## Material
────────────────

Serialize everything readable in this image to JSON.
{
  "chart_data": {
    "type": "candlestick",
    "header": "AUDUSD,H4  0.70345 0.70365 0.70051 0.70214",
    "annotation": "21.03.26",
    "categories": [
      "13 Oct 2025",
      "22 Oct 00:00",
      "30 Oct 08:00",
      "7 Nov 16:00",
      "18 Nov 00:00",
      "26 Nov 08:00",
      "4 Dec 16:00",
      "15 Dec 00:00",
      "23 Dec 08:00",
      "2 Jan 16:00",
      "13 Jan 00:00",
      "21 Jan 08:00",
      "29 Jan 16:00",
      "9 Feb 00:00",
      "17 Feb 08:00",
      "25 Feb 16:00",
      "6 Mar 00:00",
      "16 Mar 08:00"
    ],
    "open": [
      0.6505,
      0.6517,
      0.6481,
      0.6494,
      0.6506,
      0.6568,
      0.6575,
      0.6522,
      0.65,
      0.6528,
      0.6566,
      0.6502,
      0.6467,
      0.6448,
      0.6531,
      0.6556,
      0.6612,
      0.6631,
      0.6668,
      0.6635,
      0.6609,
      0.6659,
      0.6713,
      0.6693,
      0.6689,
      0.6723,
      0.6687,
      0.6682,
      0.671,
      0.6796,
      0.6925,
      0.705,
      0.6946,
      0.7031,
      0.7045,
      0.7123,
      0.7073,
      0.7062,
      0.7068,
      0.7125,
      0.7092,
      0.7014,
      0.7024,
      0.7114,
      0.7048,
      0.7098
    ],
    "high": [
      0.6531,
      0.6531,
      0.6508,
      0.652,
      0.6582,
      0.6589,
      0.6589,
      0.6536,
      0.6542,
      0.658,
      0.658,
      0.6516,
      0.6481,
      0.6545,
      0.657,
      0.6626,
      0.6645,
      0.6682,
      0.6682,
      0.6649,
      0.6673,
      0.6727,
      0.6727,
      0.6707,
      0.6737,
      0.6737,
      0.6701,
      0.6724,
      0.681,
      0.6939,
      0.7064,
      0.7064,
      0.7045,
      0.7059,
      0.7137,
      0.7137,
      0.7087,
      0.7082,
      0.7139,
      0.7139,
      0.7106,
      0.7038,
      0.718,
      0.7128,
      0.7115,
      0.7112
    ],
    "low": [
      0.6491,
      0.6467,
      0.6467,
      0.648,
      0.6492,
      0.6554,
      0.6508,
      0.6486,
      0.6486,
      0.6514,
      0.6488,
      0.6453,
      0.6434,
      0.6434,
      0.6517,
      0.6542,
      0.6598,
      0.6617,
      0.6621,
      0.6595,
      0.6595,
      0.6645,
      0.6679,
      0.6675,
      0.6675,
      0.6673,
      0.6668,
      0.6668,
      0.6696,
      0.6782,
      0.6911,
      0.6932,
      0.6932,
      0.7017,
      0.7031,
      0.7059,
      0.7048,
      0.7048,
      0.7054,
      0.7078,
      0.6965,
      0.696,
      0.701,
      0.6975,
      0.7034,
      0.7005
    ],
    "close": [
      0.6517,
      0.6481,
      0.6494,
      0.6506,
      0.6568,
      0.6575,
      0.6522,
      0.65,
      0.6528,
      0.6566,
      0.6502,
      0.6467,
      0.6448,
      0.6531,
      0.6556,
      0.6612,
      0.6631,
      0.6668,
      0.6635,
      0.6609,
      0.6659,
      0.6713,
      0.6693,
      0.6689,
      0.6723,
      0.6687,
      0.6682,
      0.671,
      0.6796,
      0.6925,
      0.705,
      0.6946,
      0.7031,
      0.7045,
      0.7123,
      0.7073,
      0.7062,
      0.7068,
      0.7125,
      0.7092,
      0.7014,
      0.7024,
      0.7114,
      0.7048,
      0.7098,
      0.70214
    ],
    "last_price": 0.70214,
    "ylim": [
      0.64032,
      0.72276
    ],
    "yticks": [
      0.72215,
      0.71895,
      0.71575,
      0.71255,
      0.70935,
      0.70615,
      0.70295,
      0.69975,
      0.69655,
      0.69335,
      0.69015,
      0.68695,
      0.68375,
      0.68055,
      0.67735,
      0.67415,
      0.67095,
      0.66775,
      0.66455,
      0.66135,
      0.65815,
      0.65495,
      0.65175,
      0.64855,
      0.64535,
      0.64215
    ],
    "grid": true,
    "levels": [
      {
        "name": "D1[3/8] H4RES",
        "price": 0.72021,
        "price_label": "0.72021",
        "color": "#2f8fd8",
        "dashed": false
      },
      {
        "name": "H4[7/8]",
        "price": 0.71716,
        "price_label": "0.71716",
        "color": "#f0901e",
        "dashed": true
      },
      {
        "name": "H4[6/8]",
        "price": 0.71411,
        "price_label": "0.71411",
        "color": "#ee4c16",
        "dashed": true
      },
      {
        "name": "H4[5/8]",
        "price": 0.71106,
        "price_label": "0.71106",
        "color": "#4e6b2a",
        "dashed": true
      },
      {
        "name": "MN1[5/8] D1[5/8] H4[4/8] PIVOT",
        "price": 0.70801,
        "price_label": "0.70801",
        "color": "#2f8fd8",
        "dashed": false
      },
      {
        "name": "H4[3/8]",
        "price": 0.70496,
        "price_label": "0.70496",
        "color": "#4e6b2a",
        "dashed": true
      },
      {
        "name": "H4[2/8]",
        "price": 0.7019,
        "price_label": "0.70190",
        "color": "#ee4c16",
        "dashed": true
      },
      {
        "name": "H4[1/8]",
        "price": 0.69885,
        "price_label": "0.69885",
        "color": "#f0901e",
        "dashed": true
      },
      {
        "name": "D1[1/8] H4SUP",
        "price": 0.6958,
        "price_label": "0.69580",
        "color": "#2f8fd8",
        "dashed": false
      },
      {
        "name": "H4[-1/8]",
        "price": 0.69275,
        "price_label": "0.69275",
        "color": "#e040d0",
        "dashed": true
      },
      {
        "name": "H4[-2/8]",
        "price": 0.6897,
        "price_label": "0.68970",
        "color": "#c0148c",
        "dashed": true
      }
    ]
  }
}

────────────────

## Work to do
Print the whole listing again, exactly.

## Answer for this exercise
Serialize everything readable in this image to JSON.
{
  "chart_data": {
    "type": "candlestick",
    "header": "AUDUSD,H4  0.70345 0.70365 0.70051 0.70214",
    "annotation": "21.03.26",
    "categories": [
      "13 Oct 2025",
      "22 Oct 00:00",
      "30 Oct 08:00",
      "7 Nov 16:00",
      "18 Nov 00:00",
      "26 Nov 08:00",
      "4 Dec 16:00",
      "15 Dec 00:00",
      "23 Dec 08:00",
      "2 Jan 16:00",
      "13 Jan 00:00",
      "21 Jan 08:00",
      "29 Jan 16:00",
      "9 Feb 00:00",
      "17 Feb 08:00",
      "25 Feb 16:00",
      "6 Mar 00:00",
      "16 Mar 08:00"
    ],
    "open": [
      0.6505,
      0.6517,
      0.6481,
      0.6494,
      0.6506,
      0.6568,
      0.6575,
      0.6522,
      0.65,
      0.6528,
      0.6566,
      0.6502,
      0.6467,
      0.6448,
      0.6531,
      0.6556,
      0.6612,
      0.6631,
      0.6668,
      0.6635,
      0.6609,
      0.6659,
      0.6713,
      0.6693,
      0.6689,
      0.6723,
      0.6687,
      0.6682,
      0.671,
      0.6796,
      0.6925,
      0.705,
      0.6946,
      0.7031,
      0.7045,
      0.7123,
      0.7073,
      0.7062,
      0.7068,
      0.7125,
      0.7092,
      0.7014,
      0.7024,
      0.7114,
      0.7048,
      0.7098
    ],
    "high": [
      0.6531,
      0.6531,
      0.6508,
      0.652,
      0.6582,
      0.6589,
      0.6589,
      0.6536,
      0.6542,
      0.658,
      0.658,
      0.6516,
      0.6481,
      0.6545,
      0.657,
      0.6626,
      0.6645,
      0.6682,
      0.6682,
      0.6649,
      0.6673,
      0.6727,
      0.6727,
      0.6707,
      0.6737,
      0.6737,
      0.6701,
      0.6724,
      0.681,
      0.6939,
      0.7064,
      0.7064,
      0.7045,
      0.7059,
      0.7137,
      0.7137,
      0.7087,
      0.7082,
      0.7139,
      0.7139,
      0.7106,
      0.7038,
      0.718,
      0.7128,
      0.7115,
      0.7112
    ],
    "low": [
      0.6491,
      0.6467,
      0.6467,
      0.648,
      0.6492,
      0.6554,
      0.6508,
      0.6486,
      0.6486,
      0.6514,
      0.6488,
      0.6453,
      0.6434,
      0.6434,
      0.6517,
      0.6542,
      0.6598,
      0.6617,
      0.6621,
      0.6595,
      0.6595,
      0.6645,
      0.6679,
      0.6675,
      0.6675,
      0.6673,
      0.6668,
      0.6668,
      0.6696,
      0.6782,
      0.6911,
      0.6932,
      0.6932,
      0.7017,
      0.7031,
      0.7059,
      0.7048,
      0.7048,
      0.7054,
      0.7078,
      0.6965,
      0.696,
      0.701,
      0.6975,
      0.7034,
      0.7005
    ],
    "close": [
      0.6517,
      0.6481,
      0.6494,
      0.6506,
      0.6568,
      0.6575,
      0.6522,
      0.65,
      0.6528,
      0.6566,
      0.6502,
      0.6467,
      0.6448,
      0.6531,
      0.6556,
      0.6612,
      0.6631,
      0.6668,
      0.6635,
      0.6609,
      0.6659,
      0.6713,
      0.6693,
      0.6689,
      0.6723,
      0.6687,
      0.6682,
      0.671,
      0.6796,
      0.6925,
      0.705,
      0.6946,
      0.7031,
      0.7045,
      0.7123,
      0.7073,
      0.7062,
      0.7068,
      0.7125,
      0.7092,
      0.7014,
      0.7024,
      0.7114,
      0.7048,
      0.7098,
      0.70214
    ],
    "last_price": 0.70214,
    "ylim": [
      0.64032,
      0.72276
    ],
    "yticks": [
      0.72215,
      0.71895,
      0.71575,
      0.71255,
      0.70935,
      0.70615,
      0.70295,
      0.69975,
      0.69655,
      0.69335,
      0.69015,
      0.68695,
      0.68375,
      0.68055,
      0.67735,
      0.67415,
      0.67095,
      0.66775,
      0.66455,
      0.66135,
      0.65815,
      0.65495,
      0.65175,
      0.64855,
      0.64535,
      0.64215
    ],
    "grid": true,
    "levels": [
      {
        "name": "D1[3/8] H4RES",
        "price": 0.72021,
        "price_label": "0.72021",
        "color": "#2f8fd8",
        "dashed": false
      },
      {
        "name": "H4[7/8]",
        "price": 0.71716,
        "price_label": "0.71716",
        "color": "#f0901e",
        "dashed": true
      },
      {
        "name": "H4[6/8]",
        "price": 0.71411,
        "price_label": "0.71411",
        "color": "#ee4c16",
        "dashed": true
      },
      {
        "name": "H4[5/8]",
        "price": 0.71106,
        "price_label": "0.71106",
        "color": "#4e6b2a",
        "dashed": true
      },
      {
        "name": "MN1[5/8] D1[5/8] H4[4/8] PIVOT",
        "price": 0.70801,
        "price_label": "0.70801",
        "color": "#2f8fd8",
        "dashed": false
      },
      {
        "name": "H4[3/8]",
        "price": 0.70496,
        "price_label": "0.70496",
        "color": "#4e6b2a",
        "dashed": true
      },
      {
        "name": "H4[2/8]",
        "price": 0.7019,
        "price_label": "0.70190",
        "color": "#ee4c16",
        "dashed": true
      },
      {
        "name": "H4[1/8]",
        "price": 0.69885,
        "price_label": "0.69885",
        "color": "#f0901e",
        "dashed": true
      },
      {
        "name": "D1[1/8] H4SUP",
        "price": 0.6958,
        "price_label": "0.69580",
        "color": "#2f8fd8",
        "dashed": false
      },
      {
        "name": "H4[-1/8]",
        "price": 0.69275,
        "price_label": "0.69275",
        "color": "#e040d0",
        "dashed": true
      },
      {
        "name": "H4[-2/8]",
        "price": 0.6897,
        "price_label": "0.68970",
        "color": "#c0148c",
        "dashed": true
      }
    ]
  }
}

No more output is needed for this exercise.